- **Work to complete**: Where does the string "window" appear? Copy every line of the entries below that holds it.
+++
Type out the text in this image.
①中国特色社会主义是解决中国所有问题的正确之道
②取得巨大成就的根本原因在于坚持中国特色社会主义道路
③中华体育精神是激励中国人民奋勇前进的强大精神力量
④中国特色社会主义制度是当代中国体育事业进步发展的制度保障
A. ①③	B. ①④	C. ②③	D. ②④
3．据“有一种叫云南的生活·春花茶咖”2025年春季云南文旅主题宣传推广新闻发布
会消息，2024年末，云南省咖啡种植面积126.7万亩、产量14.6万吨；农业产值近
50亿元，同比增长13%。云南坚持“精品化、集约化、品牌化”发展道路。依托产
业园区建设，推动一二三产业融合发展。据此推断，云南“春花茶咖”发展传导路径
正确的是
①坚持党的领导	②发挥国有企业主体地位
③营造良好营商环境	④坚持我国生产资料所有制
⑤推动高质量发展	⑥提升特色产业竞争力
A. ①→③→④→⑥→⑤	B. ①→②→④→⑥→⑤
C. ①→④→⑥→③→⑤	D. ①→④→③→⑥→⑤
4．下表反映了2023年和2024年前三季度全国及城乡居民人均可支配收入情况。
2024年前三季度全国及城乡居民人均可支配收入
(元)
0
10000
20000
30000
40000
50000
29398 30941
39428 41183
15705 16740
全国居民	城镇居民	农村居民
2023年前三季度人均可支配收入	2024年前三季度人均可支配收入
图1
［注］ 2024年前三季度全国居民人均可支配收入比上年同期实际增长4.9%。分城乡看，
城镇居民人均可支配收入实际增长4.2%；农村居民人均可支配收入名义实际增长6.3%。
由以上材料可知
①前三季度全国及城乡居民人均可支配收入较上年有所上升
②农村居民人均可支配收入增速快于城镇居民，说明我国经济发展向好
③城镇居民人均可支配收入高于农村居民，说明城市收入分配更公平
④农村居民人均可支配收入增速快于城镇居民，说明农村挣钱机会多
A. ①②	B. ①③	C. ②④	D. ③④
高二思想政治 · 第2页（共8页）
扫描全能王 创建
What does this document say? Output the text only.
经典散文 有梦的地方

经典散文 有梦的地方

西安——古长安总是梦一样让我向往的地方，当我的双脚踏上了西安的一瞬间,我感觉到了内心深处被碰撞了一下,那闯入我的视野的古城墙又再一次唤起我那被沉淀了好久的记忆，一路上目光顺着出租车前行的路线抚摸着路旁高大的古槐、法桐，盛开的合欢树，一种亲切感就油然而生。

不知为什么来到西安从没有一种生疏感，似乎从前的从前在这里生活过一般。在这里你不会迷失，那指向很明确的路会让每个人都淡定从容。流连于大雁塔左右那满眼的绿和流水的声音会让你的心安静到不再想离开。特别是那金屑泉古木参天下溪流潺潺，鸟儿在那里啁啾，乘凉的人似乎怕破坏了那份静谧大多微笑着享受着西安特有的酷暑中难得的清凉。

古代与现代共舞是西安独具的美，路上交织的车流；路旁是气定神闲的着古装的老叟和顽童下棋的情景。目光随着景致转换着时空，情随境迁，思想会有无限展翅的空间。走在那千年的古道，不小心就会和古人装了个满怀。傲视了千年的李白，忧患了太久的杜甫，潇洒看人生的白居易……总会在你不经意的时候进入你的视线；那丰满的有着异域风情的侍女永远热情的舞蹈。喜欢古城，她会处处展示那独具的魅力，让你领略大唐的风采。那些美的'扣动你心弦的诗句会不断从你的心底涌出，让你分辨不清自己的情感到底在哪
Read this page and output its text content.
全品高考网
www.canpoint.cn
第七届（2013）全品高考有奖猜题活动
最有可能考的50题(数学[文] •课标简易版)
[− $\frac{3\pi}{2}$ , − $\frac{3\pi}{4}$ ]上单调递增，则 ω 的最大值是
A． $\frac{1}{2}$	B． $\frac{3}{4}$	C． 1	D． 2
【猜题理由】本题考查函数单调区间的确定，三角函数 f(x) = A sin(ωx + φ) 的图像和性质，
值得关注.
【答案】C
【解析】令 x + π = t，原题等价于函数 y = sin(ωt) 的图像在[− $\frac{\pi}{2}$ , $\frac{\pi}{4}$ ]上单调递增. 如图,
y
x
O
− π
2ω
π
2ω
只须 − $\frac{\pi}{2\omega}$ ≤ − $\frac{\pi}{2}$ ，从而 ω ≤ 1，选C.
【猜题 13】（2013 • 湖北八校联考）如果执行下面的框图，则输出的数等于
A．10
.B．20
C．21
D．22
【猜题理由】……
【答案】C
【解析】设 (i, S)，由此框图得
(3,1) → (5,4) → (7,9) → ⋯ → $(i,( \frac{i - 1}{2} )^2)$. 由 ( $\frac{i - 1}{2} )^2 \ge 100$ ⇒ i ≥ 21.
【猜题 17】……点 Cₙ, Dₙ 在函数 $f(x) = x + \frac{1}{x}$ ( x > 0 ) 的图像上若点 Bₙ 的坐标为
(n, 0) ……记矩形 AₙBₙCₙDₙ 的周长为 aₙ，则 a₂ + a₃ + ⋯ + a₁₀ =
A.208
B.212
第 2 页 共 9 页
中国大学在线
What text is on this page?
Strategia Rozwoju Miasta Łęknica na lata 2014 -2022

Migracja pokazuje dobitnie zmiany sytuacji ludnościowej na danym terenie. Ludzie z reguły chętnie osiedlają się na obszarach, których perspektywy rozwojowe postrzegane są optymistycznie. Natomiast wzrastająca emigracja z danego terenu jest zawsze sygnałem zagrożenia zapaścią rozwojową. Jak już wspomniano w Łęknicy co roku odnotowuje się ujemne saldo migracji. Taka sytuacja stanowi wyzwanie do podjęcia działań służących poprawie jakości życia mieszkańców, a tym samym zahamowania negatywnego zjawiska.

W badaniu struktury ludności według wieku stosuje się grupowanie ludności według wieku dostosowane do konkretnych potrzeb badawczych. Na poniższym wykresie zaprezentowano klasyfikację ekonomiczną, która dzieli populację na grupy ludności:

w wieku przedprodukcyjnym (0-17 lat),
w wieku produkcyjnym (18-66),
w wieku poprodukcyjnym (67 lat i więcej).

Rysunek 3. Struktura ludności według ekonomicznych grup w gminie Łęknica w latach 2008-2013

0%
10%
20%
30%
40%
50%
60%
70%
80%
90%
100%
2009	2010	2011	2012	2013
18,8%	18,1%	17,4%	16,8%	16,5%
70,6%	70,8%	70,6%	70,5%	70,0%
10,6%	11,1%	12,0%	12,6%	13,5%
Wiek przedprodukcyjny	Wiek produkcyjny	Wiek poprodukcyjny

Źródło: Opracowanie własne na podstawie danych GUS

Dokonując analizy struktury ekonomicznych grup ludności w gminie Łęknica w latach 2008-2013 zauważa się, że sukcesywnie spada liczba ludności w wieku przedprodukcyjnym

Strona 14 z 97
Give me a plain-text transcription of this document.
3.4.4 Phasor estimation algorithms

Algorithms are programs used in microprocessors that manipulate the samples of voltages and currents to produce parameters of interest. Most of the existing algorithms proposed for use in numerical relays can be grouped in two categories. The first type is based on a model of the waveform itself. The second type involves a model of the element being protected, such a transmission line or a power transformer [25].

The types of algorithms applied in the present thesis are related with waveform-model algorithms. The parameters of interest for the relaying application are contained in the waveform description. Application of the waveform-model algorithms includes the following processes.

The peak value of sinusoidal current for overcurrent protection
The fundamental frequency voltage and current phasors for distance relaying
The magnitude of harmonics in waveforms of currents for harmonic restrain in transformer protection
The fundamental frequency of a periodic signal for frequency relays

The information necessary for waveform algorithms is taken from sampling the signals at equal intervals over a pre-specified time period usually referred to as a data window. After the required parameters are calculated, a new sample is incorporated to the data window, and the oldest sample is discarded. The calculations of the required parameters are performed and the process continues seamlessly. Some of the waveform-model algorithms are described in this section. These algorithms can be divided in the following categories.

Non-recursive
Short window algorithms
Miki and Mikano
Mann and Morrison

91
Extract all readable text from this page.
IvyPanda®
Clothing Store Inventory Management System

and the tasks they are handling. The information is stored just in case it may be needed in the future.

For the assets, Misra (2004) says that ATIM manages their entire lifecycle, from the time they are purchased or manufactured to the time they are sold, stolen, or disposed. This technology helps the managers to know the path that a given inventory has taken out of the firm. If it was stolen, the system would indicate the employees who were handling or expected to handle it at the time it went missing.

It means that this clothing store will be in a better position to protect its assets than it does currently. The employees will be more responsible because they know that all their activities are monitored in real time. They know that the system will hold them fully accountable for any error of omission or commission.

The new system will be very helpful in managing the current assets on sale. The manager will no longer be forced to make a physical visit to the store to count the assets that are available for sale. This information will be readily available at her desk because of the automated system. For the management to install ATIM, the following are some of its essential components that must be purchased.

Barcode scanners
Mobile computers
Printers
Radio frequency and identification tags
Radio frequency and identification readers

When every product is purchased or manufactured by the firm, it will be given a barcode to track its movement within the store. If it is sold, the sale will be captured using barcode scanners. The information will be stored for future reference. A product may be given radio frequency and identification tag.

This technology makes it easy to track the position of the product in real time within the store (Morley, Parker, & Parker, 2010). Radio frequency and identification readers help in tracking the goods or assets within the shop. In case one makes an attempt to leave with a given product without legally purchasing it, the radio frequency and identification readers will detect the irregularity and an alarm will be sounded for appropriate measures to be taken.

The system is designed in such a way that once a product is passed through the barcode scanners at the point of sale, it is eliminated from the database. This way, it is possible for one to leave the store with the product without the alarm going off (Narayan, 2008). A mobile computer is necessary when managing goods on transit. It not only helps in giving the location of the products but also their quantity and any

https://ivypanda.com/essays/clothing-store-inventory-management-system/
+++
- **Complete output**:
The information necessary for waveform algorithms is taken from sampling the signals at equal intervals over a pre-specified time period usually referred to as a data window. After the required parameters are calculated, a new sample is incorporated to the data window, and the oldest sample is discarded. The calculations of the required parameters are performed and the process continues seamlessly. Some of the waveform-model algorithms are described in this section. These algorithms can be divided in the following categories.
Short window algorithms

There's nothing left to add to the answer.